[start RECORD LIST]
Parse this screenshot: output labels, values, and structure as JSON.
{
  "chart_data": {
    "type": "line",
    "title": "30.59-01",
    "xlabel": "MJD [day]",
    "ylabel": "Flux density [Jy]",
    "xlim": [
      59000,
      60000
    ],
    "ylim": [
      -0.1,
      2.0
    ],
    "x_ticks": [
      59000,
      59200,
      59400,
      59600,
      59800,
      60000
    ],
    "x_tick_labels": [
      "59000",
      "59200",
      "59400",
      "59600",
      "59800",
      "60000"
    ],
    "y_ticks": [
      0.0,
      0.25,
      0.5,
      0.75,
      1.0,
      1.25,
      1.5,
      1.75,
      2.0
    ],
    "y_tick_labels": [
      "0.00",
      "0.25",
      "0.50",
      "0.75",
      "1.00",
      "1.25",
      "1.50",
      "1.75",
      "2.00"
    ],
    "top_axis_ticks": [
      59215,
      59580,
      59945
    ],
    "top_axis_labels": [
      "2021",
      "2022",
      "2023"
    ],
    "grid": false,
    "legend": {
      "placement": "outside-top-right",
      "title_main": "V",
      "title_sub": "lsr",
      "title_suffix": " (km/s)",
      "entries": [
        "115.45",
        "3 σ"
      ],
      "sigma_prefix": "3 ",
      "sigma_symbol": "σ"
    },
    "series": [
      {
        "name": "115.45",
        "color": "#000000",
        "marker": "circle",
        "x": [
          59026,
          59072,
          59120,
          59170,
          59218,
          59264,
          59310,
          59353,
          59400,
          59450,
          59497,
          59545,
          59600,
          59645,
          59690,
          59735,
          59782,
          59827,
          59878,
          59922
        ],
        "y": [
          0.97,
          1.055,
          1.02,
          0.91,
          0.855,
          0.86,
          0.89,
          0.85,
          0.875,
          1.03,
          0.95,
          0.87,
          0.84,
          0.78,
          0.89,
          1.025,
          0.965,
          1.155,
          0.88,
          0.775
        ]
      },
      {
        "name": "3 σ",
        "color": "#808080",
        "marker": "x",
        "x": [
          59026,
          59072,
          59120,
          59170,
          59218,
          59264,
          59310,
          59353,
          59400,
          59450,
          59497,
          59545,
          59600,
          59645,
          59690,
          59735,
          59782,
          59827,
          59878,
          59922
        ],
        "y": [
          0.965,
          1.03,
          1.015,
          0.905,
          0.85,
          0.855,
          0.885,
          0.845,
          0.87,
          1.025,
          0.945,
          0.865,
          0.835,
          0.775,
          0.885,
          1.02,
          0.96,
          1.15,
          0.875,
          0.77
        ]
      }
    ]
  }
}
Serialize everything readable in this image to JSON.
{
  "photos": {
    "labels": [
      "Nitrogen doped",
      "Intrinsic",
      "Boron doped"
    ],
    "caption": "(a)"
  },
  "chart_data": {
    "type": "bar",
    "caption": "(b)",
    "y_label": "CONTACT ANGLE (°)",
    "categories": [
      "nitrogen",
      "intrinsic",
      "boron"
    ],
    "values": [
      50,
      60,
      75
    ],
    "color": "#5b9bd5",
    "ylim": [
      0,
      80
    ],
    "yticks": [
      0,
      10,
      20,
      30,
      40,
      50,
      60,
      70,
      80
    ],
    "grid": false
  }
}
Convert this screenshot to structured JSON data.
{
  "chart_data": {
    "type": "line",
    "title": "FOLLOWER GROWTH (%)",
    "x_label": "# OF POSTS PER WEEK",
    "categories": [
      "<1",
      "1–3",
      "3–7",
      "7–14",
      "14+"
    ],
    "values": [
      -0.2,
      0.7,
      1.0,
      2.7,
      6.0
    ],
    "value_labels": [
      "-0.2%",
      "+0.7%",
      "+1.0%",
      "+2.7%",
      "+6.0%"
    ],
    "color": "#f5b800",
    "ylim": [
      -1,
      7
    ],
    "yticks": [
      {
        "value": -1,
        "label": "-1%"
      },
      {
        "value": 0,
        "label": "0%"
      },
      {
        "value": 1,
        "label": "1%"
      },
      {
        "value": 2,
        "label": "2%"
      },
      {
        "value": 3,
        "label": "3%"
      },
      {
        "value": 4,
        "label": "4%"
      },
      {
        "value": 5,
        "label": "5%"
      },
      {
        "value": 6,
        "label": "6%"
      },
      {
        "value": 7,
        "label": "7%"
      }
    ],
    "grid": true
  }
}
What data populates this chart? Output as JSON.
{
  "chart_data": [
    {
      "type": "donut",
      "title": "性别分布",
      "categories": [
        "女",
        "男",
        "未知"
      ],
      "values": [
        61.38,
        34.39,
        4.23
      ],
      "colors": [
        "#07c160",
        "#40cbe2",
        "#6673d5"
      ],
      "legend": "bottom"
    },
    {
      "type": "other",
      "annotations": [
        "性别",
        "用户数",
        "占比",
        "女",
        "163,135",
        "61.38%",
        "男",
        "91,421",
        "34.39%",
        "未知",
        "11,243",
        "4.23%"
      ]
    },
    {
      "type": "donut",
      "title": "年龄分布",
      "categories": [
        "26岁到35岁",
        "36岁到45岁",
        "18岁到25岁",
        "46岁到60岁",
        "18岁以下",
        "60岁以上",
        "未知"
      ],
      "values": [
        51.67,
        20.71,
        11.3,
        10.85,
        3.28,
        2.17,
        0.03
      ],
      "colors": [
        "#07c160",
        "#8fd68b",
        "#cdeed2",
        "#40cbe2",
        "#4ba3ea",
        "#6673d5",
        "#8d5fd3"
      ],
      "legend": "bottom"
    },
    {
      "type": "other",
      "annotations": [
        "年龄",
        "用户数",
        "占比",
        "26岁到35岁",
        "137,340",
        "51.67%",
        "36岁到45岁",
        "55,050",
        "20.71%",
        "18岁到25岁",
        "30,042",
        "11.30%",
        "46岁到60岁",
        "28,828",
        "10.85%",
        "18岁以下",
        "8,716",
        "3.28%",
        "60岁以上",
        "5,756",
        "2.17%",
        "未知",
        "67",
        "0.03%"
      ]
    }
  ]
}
[end RECORD LIST]
▶ **STATED TASK**: Everything from the line containing "What data populates" through the last line of the records must be given again exactly; leave out all other lines.

▶ **THE OUTPUT**:
What data populates this chart? Output as JSON.
{
  "chart_data": [
    {
      "type": "donut",
      "title": "性别分布",
      "categories": [
        "女",
        "男",
        "未知"
      ],
      "values": [
        61.38,
        34.39,
        4.23
      ],
      "colors": [
        "#07c160",
        "#40cbe2",
        "#6673d5"
      ],
      "legend": "bottom"
    },
    {
      "type": "other",
      "annotations": [
        "性别",
        "用户数",
        "占比",
        "女",
        "163,135",
        "61.38%",
        "男",
        "91,421",
        "34.39%",
        "未知",
        "11,243",
        "4.23%"
      ]
    },
    {
      "type": "donut",
      "title": "年龄分布",
      "categories": [
        "26岁到35岁",
        "36岁到45岁",
        "18岁到25岁",
        "46岁到60岁",
        "18岁以下",
        "60岁以上",
        "未知"
      ],
      "values": [
        51.67,
        20.71,
        11.3,
        10.85,
        3.28,
        2.17,
        0.03
      ],
      "colors": [
        "#07c160",
        "#8fd68b",
        "#cdeed2",
        "#40cbe2",
        "#4ba3ea",
        "#6673d5",
        "#8d5fd3"
      ],
      "legend": "bottom"
    },
    {
      "type": "other",
      "annotations": [
        "年龄",
        "用户数",
        "占比",
        "26岁到35岁",
        "137,340",
        "51.67%",
        "36岁到45岁",
        "55,050",
        "20.71%",
        "18岁到25岁",
        "30,042",
        "11.30%",
        "46岁到60岁",
        "28,828",
        "10.85%",
        "18岁以下",
        "8,716",
        "3.28%",
        "60岁以上",
        "5,756",
        "2.17%",
        "未知",
        "67",
        "0.03%"
      ]
    }
  ]
}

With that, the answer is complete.